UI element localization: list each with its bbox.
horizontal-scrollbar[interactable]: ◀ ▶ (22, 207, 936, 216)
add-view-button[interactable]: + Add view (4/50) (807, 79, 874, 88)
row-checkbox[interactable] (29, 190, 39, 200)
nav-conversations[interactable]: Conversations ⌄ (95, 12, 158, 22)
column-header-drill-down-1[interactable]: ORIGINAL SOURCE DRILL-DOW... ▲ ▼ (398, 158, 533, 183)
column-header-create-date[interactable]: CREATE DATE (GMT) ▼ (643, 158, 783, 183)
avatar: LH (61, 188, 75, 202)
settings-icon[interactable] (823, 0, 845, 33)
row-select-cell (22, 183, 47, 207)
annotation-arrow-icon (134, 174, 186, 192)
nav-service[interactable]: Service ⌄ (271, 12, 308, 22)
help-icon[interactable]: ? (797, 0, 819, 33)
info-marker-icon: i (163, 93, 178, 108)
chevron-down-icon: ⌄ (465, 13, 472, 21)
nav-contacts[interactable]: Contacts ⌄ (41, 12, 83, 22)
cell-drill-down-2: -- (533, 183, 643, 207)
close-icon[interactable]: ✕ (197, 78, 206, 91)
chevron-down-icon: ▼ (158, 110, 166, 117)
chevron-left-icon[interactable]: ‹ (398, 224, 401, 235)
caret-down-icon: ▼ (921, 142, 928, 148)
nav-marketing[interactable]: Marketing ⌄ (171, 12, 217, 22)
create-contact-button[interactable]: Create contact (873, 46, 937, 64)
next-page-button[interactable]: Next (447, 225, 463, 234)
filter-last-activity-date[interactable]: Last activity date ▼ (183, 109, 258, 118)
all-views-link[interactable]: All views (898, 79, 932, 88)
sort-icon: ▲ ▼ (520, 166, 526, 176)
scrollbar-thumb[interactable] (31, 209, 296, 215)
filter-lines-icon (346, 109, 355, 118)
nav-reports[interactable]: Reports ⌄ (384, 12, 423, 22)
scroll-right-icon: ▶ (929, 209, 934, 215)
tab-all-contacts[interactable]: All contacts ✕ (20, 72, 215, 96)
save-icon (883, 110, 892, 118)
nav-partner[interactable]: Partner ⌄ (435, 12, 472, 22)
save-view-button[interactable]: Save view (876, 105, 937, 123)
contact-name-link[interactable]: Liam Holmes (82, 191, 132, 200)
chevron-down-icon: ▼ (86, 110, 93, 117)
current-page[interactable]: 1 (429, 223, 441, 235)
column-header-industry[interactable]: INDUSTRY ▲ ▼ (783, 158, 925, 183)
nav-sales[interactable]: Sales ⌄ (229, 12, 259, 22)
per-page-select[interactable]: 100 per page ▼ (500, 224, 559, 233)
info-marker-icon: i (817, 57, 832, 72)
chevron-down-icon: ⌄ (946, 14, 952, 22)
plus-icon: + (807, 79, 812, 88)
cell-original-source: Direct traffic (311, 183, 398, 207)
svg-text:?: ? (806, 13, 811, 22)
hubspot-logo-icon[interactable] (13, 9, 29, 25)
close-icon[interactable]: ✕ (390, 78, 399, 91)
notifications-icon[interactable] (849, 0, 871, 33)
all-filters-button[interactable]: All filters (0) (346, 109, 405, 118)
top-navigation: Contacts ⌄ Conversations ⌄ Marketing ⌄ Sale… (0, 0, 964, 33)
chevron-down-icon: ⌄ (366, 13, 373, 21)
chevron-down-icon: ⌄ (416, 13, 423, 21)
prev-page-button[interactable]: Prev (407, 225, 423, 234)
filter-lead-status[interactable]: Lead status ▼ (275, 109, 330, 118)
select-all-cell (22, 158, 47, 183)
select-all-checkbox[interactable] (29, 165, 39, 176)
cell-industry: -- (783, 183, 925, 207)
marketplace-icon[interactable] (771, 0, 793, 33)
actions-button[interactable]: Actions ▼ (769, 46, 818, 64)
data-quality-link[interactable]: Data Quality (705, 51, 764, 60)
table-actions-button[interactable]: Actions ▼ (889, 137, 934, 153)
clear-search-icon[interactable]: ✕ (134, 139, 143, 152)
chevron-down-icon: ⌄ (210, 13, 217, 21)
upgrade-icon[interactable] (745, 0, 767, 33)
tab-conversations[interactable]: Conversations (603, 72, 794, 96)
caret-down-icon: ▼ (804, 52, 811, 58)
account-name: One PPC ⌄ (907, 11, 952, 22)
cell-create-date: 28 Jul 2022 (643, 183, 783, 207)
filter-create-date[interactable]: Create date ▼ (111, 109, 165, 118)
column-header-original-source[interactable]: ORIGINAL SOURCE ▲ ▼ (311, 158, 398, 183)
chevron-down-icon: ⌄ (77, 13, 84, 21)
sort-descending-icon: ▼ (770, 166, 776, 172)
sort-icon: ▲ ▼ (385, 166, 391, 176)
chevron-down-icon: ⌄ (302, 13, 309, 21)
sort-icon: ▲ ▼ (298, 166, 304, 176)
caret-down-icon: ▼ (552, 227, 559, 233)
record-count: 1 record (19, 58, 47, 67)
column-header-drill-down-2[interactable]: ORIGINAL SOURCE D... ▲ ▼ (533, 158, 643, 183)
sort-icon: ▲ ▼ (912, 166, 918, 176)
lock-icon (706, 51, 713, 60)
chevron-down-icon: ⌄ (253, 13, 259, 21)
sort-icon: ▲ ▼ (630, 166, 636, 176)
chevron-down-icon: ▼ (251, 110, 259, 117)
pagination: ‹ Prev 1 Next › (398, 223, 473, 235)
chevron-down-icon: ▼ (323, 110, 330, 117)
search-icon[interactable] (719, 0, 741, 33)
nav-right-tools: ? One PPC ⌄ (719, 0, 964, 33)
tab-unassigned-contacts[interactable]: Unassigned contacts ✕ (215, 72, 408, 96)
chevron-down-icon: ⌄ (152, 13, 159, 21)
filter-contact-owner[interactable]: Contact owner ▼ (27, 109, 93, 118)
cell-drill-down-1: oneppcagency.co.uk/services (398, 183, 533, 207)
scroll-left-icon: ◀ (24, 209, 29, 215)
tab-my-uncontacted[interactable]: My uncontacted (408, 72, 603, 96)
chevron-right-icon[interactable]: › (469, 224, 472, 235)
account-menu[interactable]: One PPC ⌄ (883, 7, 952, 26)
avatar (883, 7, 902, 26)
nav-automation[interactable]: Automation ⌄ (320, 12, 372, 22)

What the task asks
Write out every line of the items above as a numbered list, leaving out any blank lines.

Solution to the exercise
1. UI element localization: list each with its bbox.
2. horizontal-scrollbar[interactable]: ◀ ▶ (22, 207, 936, 216)
3. add-view-button[interactable]: + Add view (4/50) (807, 79, 874, 88)
4. row-checkbox[interactable] (29, 190, 39, 200)
5. nav-conversations[interactable]: Conversations ⌄ (95, 12, 158, 22)
6. column-header-drill-down-1[interactable]: ORIGINAL SOURCE DRILL-DOW... ▲ ▼ (398, 158, 533, 183)
7. column-header-create-date[interactable]: CREATE DATE (GMT) ▼ (643, 158, 783, 183)
8. avatar: LH (61, 188, 75, 202)
9. settings-icon[interactable] (823, 0, 845, 33)
10. row-select-cell (22, 183, 47, 207)
11. annotation-arrow-icon (134, 174, 186, 192)
12. nav-service[interactable]: Service ⌄ (271, 12, 308, 22)
13. help-icon[interactable]: ? (797, 0, 819, 33)
14. info-marker-icon: i (163, 93, 178, 108)
15. chevron-down-icon: ⌄ (465, 13, 472, 21)
16. nav-contacts[interactable]: Contacts ⌄ (41, 12, 83, 22)
17. cell-drill-down-2: -- (533, 183, 643, 207)
18. close-icon[interactable]: ✕ (197, 78, 206, 91)
19. chevron-down-icon: ▼ (158, 110, 166, 117)
20. chevron-left-icon[interactable]: ‹ (398, 224, 401, 235)
21. caret-down-icon: ▼ (921, 142, 928, 148)
22. nav-marketing[interactable]: Marketing ⌄ (171, 12, 217, 22)
23. create-contact-button[interactable]: Create contact (873, 46, 937, 64)
24. next-page-button[interactable]: Next (447, 225, 463, 234)
25. filter-last-activity-date[interactable]: Last activity date ▼ (183, 109, 258, 118)
26. all-views-link[interactable]: All views (898, 79, 932, 88)
27. sort-icon: ▲ ▼ (520, 166, 526, 176)
28. scrollbar-thumb[interactable] (31, 209, 296, 215)
29. filter-lines-icon (346, 109, 355, 118)
30. nav-reports[interactable]: Reports ⌄ (384, 12, 423, 22)
31. scroll-right-icon: ▶ (929, 209, 934, 215)
32. tab-all-contacts[interactable]: All contacts ✕ (20, 72, 215, 96)
33. save-icon (883, 110, 892, 118)
34. nav-partner[interactable]: Partner ⌄ (435, 12, 472, 22)
35. save-view-button[interactable]: Save view (876, 105, 937, 123)
36. contact-name-link[interactable]: Liam Holmes (82, 191, 132, 200)
37. chevron-down-icon: ▼ (86, 110, 93, 117)
38. current-page[interactable]: 1 (429, 223, 441, 235)
39. column-header-industry[interactable]: INDUSTRY ▲ ▼ (783, 158, 925, 183)
40. nav-sales[interactable]: Sales ⌄ (229, 12, 259, 22)
41. per-page-select[interactable]: 100 per page ▼ (500, 224, 559, 233)
42. info-marker-icon: i (817, 57, 832, 72)
43. chevron-down-icon: ⌄ (946, 14, 952, 22)
44. plus-icon: + (807, 79, 812, 88)
45. cell-original-source: Direct traffic (311, 183, 398, 207)
46. svg-text:?: ? (806, 13, 811, 22)
47. hubspot-logo-icon[interactable] (13, 9, 29, 25)
48. close-icon[interactable]: ✕ (390, 78, 399, 91)
49. notifications-icon[interactable] (849, 0, 871, 33)
50. all-filters-button[interactable]: All filters (0) (346, 109, 405, 118)
51. top-navigation: Contacts ⌄ Conversations ⌄ Marketing ⌄ Sale… (0, 0, 964, 33)
52. chevron-down-icon: ⌄ (366, 13, 373, 21)
53. chevron-down-icon: ⌄ (416, 13, 423, 21)
54. prev-page-button[interactable]: Prev (407, 225, 423, 234)
55. filter-lead-status[interactable]: Lead status ▼ (275, 109, 330, 118)
56. select-all-cell (22, 158, 47, 183)
57. select-all-checkbox[interactable] (29, 165, 39, 176)
58. cell-industry: -- (783, 183, 925, 207)
59. marketplace-icon[interactable] (771, 0, 793, 33)
60. actions-button[interactable]: Actions ▼ (769, 46, 818, 64)
61. data-quality-link[interactable]: Data Quality (705, 51, 764, 60)
62. table-actions-button[interactable]: Actions ▼ (889, 137, 934, 153)
63. clear-search-icon[interactable]: ✕ (134, 139, 143, 152)
64. chevron-down-icon: ⌄ (210, 13, 217, 21)
65. upgrade-icon[interactable] (745, 0, 767, 33)
66. tab-conversations[interactable]: Conversations (603, 72, 794, 96)
67. caret-down-icon: ▼ (804, 52, 811, 58)
68. account-name: One PPC ⌄ (907, 11, 952, 22)
69. cell-create-date: 28 Jul 2022 (643, 183, 783, 207)
70. filter-create-date[interactable]: Create date ▼ (111, 109, 165, 118)
71. column-header-original-source[interactable]: ORIGINAL SOURCE ▲ ▼ (311, 158, 398, 183)
72. chevron-down-icon: ⌄ (77, 13, 84, 21)
73. sort-descending-icon: ▼ (770, 166, 776, 172)
74. sort-icon: ▲ ▼ (385, 166, 391, 176)
75. chevron-down-icon: ⌄ (302, 13, 309, 21)
76. sort-icon: ▲ ▼ (298, 166, 304, 176)
77. caret-down-icon: ▼ (552, 227, 559, 233)
78. record-count: 1 record (19, 58, 47, 67)
79. column-header-drill-down-2[interactable]: ORIGINAL SOURCE D... ▲ ▼ (533, 158, 643, 183)
80. sort-icon: ▲ ▼ (912, 166, 918, 176)
81. lock-icon (706, 51, 713, 60)
82. chevron-down-icon: ⌄ (253, 13, 259, 21)
83. sort-icon: ▲ ▼ (630, 166, 636, 176)
84. chevron-down-icon: ▼ (251, 110, 259, 117)
85. pagination: ‹ Prev 1 Next › (398, 223, 473, 235)
86. chevron-down-icon: ▼ (323, 110, 330, 117)
87. search-icon[interactable] (719, 0, 741, 33)
88. nav-right-tools: ? One PPC ⌄ (719, 0, 964, 33)
89. tab-unassigned-contacts[interactable]: Unassigned contacts ✕ (215, 72, 408, 96)
90. chevron-down-icon: ⌄ (152, 13, 159, 21)
91. filter-contact-owner[interactable]: Contact owner ▼ (27, 109, 93, 118)
92. cell-drill-down-1: oneppcagency.co.uk/services (398, 183, 533, 207)
93. scroll-left-icon: ◀ (24, 209, 29, 215)
94. tab-my-uncontacted[interactable]: My uncontacted (408, 72, 603, 96)
95. chevron-right-icon[interactable]: › (469, 224, 472, 235)
96. account-menu[interactable]: One PPC ⌄ (883, 7, 952, 26)
97. avatar (883, 7, 902, 26)
98. nav-automation[interactable]: Automation ⌄ (320, 12, 372, 22)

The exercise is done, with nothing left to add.